▶ Records provided
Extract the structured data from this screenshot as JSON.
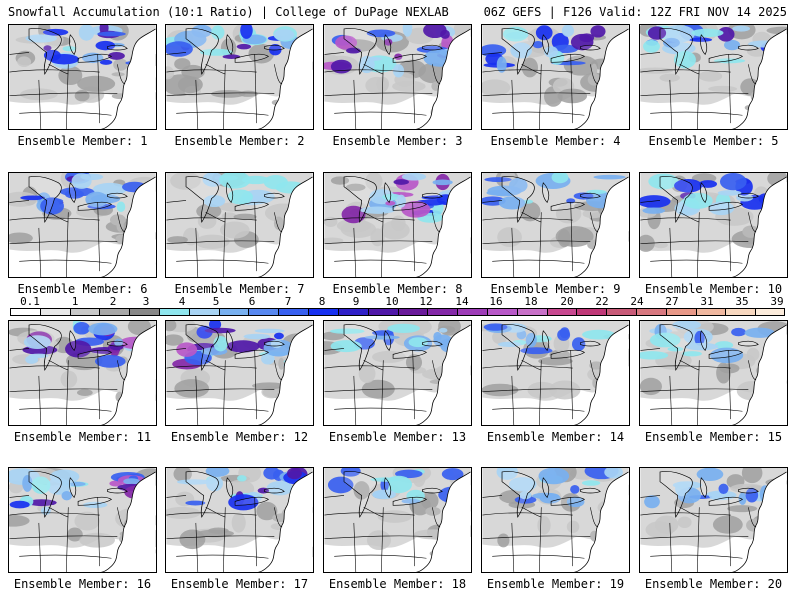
{
  "header": {
    "left": "Snowfall Accumulation (10:1 Ratio) | College of DuPage NEXLAB",
    "right": "06Z GEFS | F126 Valid: 12Z FRI NOV 14 2025"
  },
  "panels": [
    {
      "member": "1",
      "label": "Ensemble Member: 1",
      "intensity": 3
    },
    {
      "member": "2",
      "label": "Ensemble Member: 2",
      "intensity": 3
    },
    {
      "member": "3",
      "label": "Ensemble Member: 3",
      "intensity": 4
    },
    {
      "member": "4",
      "label": "Ensemble Member: 4",
      "intensity": 3
    },
    {
      "member": "5",
      "label": "Ensemble Member: 5",
      "intensity": 3
    },
    {
      "member": "6",
      "label": "Ensemble Member: 6",
      "intensity": 3
    },
    {
      "member": "7",
      "label": "Ensemble Member: 7",
      "intensity": 1
    },
    {
      "member": "8",
      "label": "Ensemble Member: 8",
      "intensity": 4
    },
    {
      "member": "9",
      "label": "Ensemble Member: 9",
      "intensity": 2
    },
    {
      "member": "10",
      "label": "Ensemble Member: 10",
      "intensity": 3
    },
    {
      "member": "11",
      "label": "Ensemble Member: 11",
      "intensity": 4
    },
    {
      "member": "12",
      "label": "Ensemble Member: 12",
      "intensity": 4
    },
    {
      "member": "13",
      "label": "Ensemble Member: 13",
      "intensity": 2
    },
    {
      "member": "14",
      "label": "Ensemble Member: 14",
      "intensity": 2
    },
    {
      "member": "15",
      "label": "Ensemble Member: 15",
      "intensity": 2
    },
    {
      "member": "16",
      "label": "Ensemble Member: 16",
      "intensity": 4
    },
    {
      "member": "17",
      "label": "Ensemble Member: 17",
      "intensity": 3
    },
    {
      "member": "18",
      "label": "Ensemble Member: 18",
      "intensity": 2
    },
    {
      "member": "19",
      "label": "Ensemble Member: 19",
      "intensity": 2
    },
    {
      "member": "20",
      "label": "Ensemble Member: 20",
      "intensity": 2
    }
  ],
  "colorbar": {
    "labels": [
      "0.1",
      "1",
      "2",
      "3",
      "4",
      "5",
      "6",
      "7",
      "8",
      "9",
      "10",
      "12",
      "14",
      "16",
      "18",
      "20",
      "22",
      "24",
      "27",
      "31",
      "35",
      "39"
    ],
    "colors": [
      "#ffffff",
      "#e8e8e8",
      "#c8c8c8",
      "#a8a8a8",
      "#888888",
      "#8fe6ee",
      "#a8d4f4",
      "#78b0f0",
      "#5888f0",
      "#3860f0",
      "#1830f0",
      "#3020c8",
      "#5018a8",
      "#6a1a9a",
      "#8428a8",
      "#9e3cb8",
      "#b858c8",
      "#c870c8",
      "#c84890",
      "#c03878",
      "#c85a78",
      "#d87880",
      "#e89888",
      "#f0b8a0",
      "#f8d8c0",
      "#fcecdc"
    ],
    "color_roles": {
      "map_border": "#000000",
      "state_lines": "#000000",
      "panel_background": "#ffffff"
    }
  }
}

▶ Work instructions
Repeat the entries exactly. Pictures are excluded from the copy.

▶ Final result
Extract the structured data from this screenshot as JSON.
{
  "header": {
    "left": "Snowfall Accumulation (10:1 Ratio) | College of DuPage NEXLAB",
    "right": "06Z GEFS | F126 Valid: 12Z FRI NOV 14 2025"
  },
  "panels": [
    {
      "member": "1",
      "label": "Ensemble Member: 1",
      "intensity": 3
    },
    {
      "member": "2",
      "label": "Ensemble Member: 2",
      "intensity": 3
    },
    {
      "member": "3",
      "label": "Ensemble Member: 3",
      "intensity": 4
    },
    {
      "member": "4",
      "label": "Ensemble Member: 4",
      "intensity": 3
    },
    {
      "member": "5",
      "label": "Ensemble Member: 5",
      "intensity": 3
    },
    {
      "member": "6",
      "label": "Ensemble Member: 6",
      "intensity": 3
    },
    {
      "member": "7",
      "label": "Ensemble Member: 7",
      "intensity": 1
    },
    {
      "member": "8",
      "label": "Ensemble Member: 8",
      "intensity": 4
    },
    {
      "member": "9",
      "label": "Ensemble Member: 9",
      "intensity": 2
    },
    {
      "member": "10",
      "label": "Ensemble Member: 10",
      "intensity": 3
    },
    {
      "member": "11",
      "label": "Ensemble Member: 11",
      "intensity": 4
    },
    {
      "member": "12",
      "label": "Ensemble Member: 12",
      "intensity": 4
    },
    {
      "member": "13",
      "label": "Ensemble Member: 13",
      "intensity": 2
    },
    {
      "member": "14",
      "label": "Ensemble Member: 14",
      "intensity": 2
    },
    {
      "member": "15",
      "label": "Ensemble Member: 15",
      "intensity": 2
    },
    {
      "member": "16",
      "label": "Ensemble Member: 16",
      "intensity": 4
    },
    {
      "member": "17",
      "label": "Ensemble Member: 17",
      "intensity": 3
    },
    {
      "member": "18",
      "label": "Ensemble Member: 18",
      "intensity": 2
    },
    {
      "member": "19",
      "label": "Ensemble Member: 19",
      "intensity": 2
    },
    {
      "member": "20",
      "label": "Ensemble Member: 20",
      "intensity": 2
    }
  ],
  "colorbar": {
    "labels": [
      "0.1",
      "1",
      "2",
      "3",
      "4",
      "5",
      "6",
      "7",
      "8",
      "9",
      "10",
      "12",
      "14",
      "16",
      "18",
      "20",
      "22",
      "24",
      "27",
      "31",
      "35",
      "39"
    ],
    "colors": [
      "#ffffff",
      "#e8e8e8",
      "#c8c8c8",
      "#a8a8a8",
      "#888888",
      "#8fe6ee",
      "#a8d4f4",
      "#78b0f0",
      "#5888f0",
      "#3860f0",
      "#1830f0",
      "#3020c8",
      "#5018a8",
      "#6a1a9a",
      "#8428a8",
      "#9e3cb8",
      "#b858c8",
      "#c870c8",
      "#c84890",
      "#c03878",
      "#c85a78",
      "#d87880",
      "#e89888",
      "#f0b8a0",
      "#f8d8c0",
      "#fcecdc"
    ],
    "color_roles": {
      "map_border": "#000000",
      "state_lines": "#000000",
      "panel_background": "#ffffff"
    }
  }
}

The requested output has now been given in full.